▶ WRITTEN INSTRUCTION: List each line of the data that holds the string "eorū".

--- Begin EXERCISE INPUT ---

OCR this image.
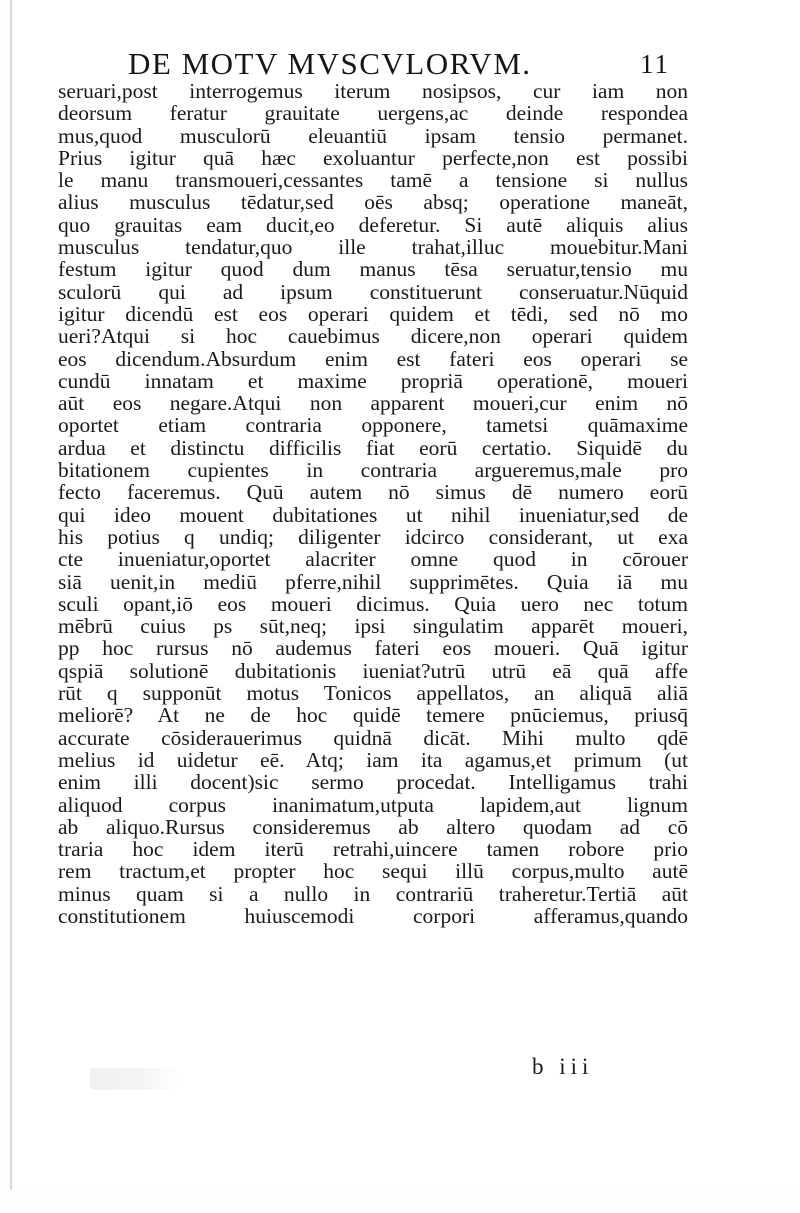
DE MOTV MVSCVLORVM.	11
seruari,post interrogemus iterum nosipsos, cur iam non
deorsum feratur grauitate uergens,ac deinde respondea
mus,quod musculorū eleuantiū ipsam tensio permanet.
Prius igitur quā hæc exoluantur perfecte,non est possibi
le manu transmoueri,cessantes tamē a tensione si nullus
alius musculus tēdatur,sed oēs absq; operatione maneāt,
quo grauitas eam ducit,eo deferetur. Si autē aliquis alius
musculus tendatur,quo ille trahat,illuc mouebitur.Mani
festum igitur quod dum manus tēsa seruatur,tensio mu
sculorū qui ad ipsum constituerunt conseruatur.Nūquid
igitur dicendū est eos operari quidem et tēdi, sed nō mo
ueri?Atqui si hoc cauebimus dicere,non operari quidem
eos dicendum.Absurdum enim est fateri eos operari se
cundū innatam et maxime propriā operationē, moueri
aūt eos negare.Atqui non apparent moueri,cur enim nō
oportet etiam contraria opponere, tametsi quāmaxime
ardua et distinctu difficilis fiat eorū certatio. Siquidē du
bitationem cupientes in contraria argueremus,male pro
fecto faceremus. Quū autem nō simus dē numero eorū
qui ideo mouent dubitationes ut nihil inueniatur,sed de
his potius q undiq; diligenter idcirco considerant, ut exa
cte inueniatur,oportet alacriter omne quod in cōrouer
siā uenit,in mediū pferre,nihil supprimētes. Quia iā mu
sculi opant,iō eos moueri dicimus. Quia uero nec totum
mēbrū cuius ps sūt,neq; ipsi singulatim apparēt moueri,
pp hoc rursus nō audemus fateri eos moueri. Quā igitur
qspiā solutionē dubitationis iueniat?utrū utrū eā quā affe
rūt q supponūt motus Tonicos appellatos, an aliquā aliā
meliorē? At ne de hoc quidē temere pnūciemus, priusq̄
accurate cōsiderauerimus quidnā dicāt. Mihi multo qdē
melius id uidetur eē. Atq; iam ita agamus,et primum (ut
enim illi docent)sic sermo procedat. Intelligamus trahi
aliquod corpus inanimatum,utputa lapidem,aut lignum
ab aliquo.Rursus consideremus ab altero quodam ad cō
traria hoc idem iterū retrahi,uincere tamen robore prio
rem tractum,et propter hoc sequi illū corpus,multo autē
minus quam si a nullo in contrariū traheretur.Tertiā aūt
constitutionem huiuscemodi corpori afferamus,quando
b iii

--- End EXERCISE INPUT ---

▶ RESULT OF THE EXERCISE:
ardua et distinctu difficilis fiat eorū certatio. Siquidē du
fecto faceremus. Quū autem nō simus dē numero eorū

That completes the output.